● **YOUR OBJECTIVE**: Search the listing below for the word "thereby" and copy each line that holds it.

● **SOURCE RECORDS**:

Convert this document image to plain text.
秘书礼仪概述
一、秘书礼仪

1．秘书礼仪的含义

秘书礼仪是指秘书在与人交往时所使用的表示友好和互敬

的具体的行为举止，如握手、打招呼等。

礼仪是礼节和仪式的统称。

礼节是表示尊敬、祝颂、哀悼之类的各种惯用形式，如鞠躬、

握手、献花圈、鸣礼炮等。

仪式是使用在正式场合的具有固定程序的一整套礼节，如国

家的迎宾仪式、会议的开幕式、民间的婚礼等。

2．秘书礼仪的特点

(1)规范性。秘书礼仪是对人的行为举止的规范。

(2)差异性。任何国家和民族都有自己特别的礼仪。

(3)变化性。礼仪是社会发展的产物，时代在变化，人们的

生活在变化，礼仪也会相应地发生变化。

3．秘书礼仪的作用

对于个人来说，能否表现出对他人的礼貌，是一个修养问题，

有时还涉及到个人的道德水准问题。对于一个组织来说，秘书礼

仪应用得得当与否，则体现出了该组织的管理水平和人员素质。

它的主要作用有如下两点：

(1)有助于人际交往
...
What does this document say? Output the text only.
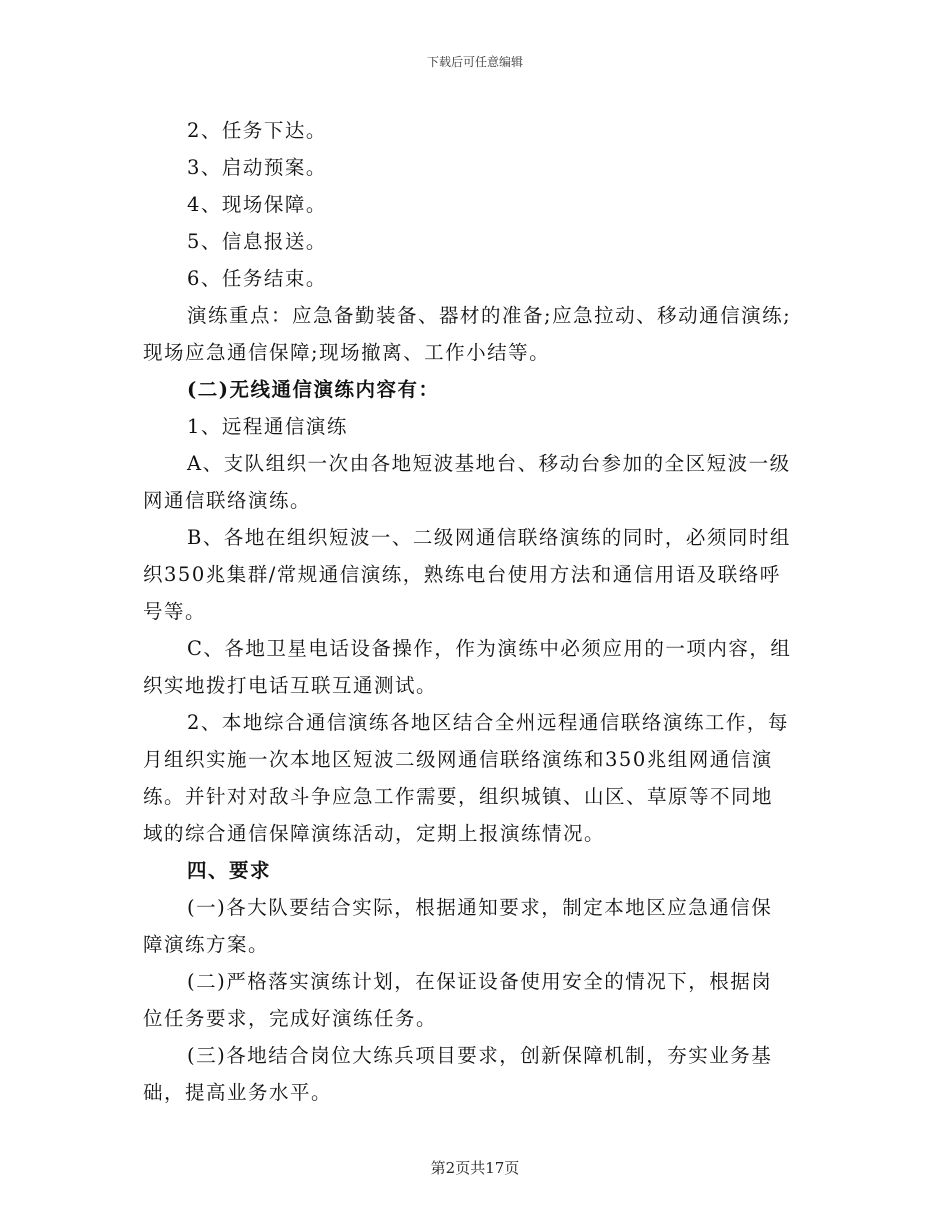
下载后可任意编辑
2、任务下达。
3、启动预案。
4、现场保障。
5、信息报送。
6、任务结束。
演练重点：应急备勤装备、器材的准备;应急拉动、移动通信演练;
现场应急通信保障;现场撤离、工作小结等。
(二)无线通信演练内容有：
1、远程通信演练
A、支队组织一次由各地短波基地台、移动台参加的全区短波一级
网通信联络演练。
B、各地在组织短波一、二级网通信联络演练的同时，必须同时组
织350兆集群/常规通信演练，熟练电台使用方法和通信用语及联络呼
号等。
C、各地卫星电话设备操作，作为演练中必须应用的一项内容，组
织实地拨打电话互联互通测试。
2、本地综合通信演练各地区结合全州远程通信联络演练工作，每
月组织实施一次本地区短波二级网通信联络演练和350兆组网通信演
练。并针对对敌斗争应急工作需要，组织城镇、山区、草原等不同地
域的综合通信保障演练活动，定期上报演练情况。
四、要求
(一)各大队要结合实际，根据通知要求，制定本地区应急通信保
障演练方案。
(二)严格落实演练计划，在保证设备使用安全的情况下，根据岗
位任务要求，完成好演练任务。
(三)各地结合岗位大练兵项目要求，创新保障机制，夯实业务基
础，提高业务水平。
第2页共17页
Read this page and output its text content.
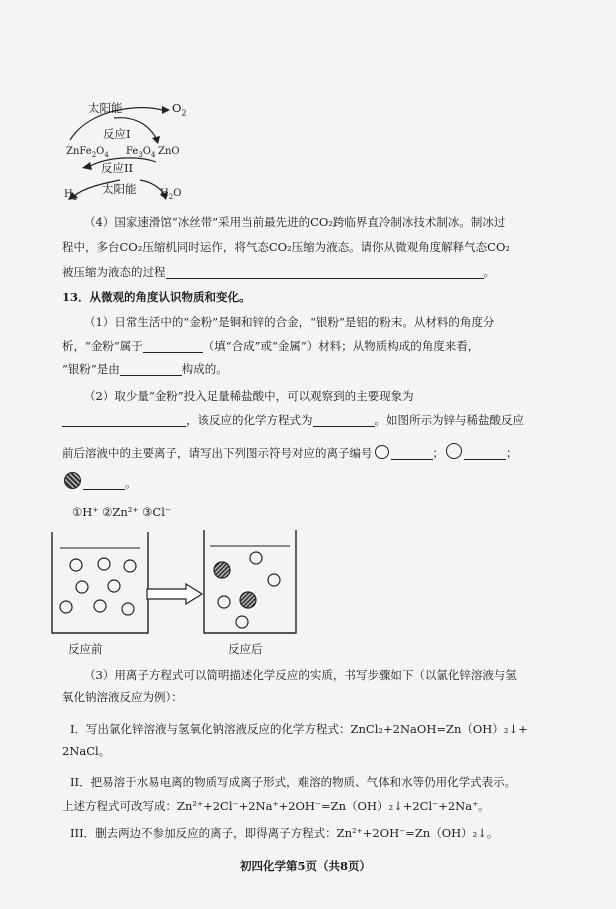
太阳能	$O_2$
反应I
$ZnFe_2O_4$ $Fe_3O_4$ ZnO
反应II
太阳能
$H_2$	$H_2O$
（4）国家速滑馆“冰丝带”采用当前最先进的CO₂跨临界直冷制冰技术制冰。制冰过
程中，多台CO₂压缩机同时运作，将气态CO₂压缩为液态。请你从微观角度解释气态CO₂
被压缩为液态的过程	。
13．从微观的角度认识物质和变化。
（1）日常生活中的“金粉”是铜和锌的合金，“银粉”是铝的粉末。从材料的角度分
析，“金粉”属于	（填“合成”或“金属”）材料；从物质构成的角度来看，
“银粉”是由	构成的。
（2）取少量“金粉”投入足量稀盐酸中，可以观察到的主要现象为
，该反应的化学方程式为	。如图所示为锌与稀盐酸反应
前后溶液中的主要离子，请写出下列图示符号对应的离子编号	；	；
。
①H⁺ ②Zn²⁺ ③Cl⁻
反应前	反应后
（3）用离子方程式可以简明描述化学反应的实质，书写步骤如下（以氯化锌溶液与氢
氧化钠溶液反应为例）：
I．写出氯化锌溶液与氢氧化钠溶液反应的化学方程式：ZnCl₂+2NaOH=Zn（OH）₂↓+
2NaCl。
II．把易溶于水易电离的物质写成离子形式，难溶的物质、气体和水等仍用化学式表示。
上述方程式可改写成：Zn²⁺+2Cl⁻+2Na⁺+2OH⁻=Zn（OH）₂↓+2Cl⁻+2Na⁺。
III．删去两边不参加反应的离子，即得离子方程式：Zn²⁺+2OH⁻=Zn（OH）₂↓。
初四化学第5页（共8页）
--
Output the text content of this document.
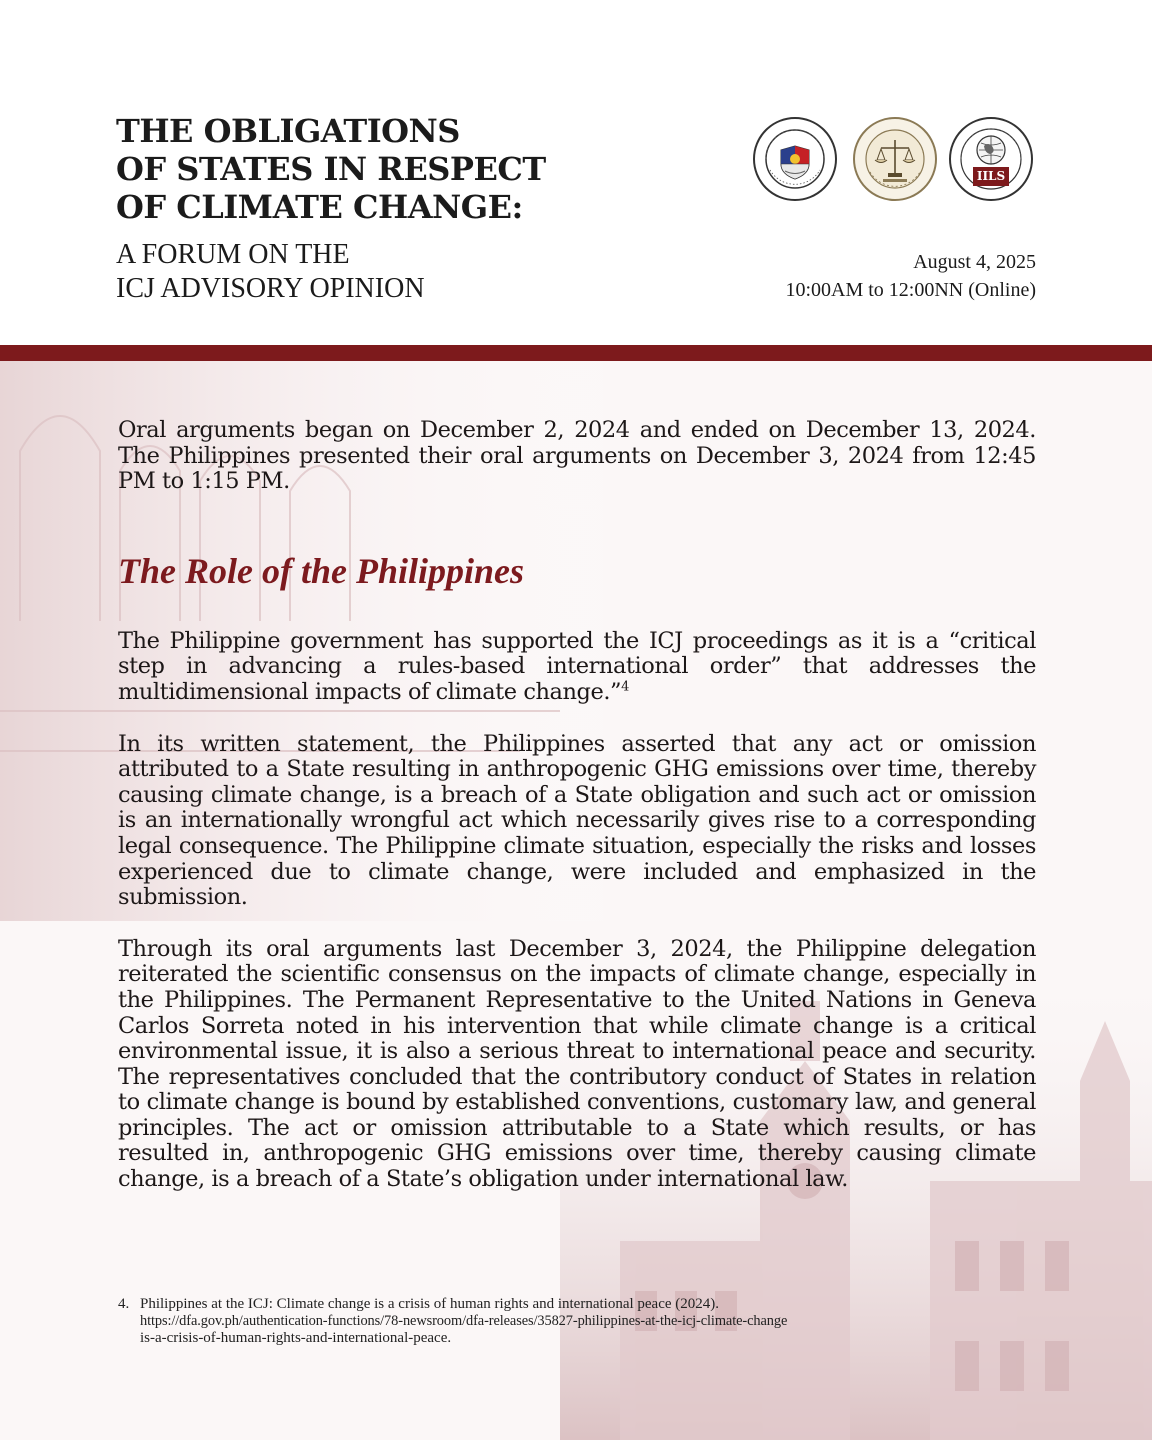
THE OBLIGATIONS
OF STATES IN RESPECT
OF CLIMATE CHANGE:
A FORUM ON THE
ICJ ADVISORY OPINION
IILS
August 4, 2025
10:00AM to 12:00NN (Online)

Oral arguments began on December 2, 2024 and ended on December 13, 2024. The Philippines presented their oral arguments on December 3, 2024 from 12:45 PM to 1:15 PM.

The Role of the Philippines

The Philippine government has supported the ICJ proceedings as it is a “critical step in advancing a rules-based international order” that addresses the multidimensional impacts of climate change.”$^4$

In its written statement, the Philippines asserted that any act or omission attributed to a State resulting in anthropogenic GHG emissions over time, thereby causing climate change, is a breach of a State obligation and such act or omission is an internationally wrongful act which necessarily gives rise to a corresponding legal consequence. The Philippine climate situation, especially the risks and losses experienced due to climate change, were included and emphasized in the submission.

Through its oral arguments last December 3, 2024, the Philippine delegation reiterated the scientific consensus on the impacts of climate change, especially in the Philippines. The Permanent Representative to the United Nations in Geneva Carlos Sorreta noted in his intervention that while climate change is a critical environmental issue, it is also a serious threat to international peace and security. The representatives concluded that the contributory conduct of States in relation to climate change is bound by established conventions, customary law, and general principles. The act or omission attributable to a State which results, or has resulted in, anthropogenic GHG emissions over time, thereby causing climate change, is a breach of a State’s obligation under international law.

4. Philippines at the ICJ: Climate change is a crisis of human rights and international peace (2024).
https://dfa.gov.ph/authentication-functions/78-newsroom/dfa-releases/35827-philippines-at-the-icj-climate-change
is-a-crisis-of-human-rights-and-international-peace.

● **RESULT FOR THIS TASK**:
In its written statement, the Philippines asserted that any act or omission attributed to a State resulting in anthropogenic GHG emissions over time, thereby causing climate change, is a breach of a State obligation and such act or omission is an internationally wrongful act which necessarily gives rise to a corresponding legal consequence. The Philippine climate situation, especially the risks and losses experienced due to climate change, were included and emphasized in the submission.
Through its oral arguments last December 3, 2024, the Philippine delegation reiterated the scientific consensus on the impacts of climate change, especially in the Philippines. The Permanent Representative to the United Nations in Geneva Carlos Sorreta noted in his intervention that while climate change is a critical environmental issue, it is also a serious threat to international peace and security. The representatives concluded that the contributory conduct of States in relation to climate change is bound by established conventions, customary law, and general principles. The act or omission attributable to a State which results, or has resulted in, anthropogenic GHG emissions over time, thereby causing climate change, is a breach of a State’s obligation under international law.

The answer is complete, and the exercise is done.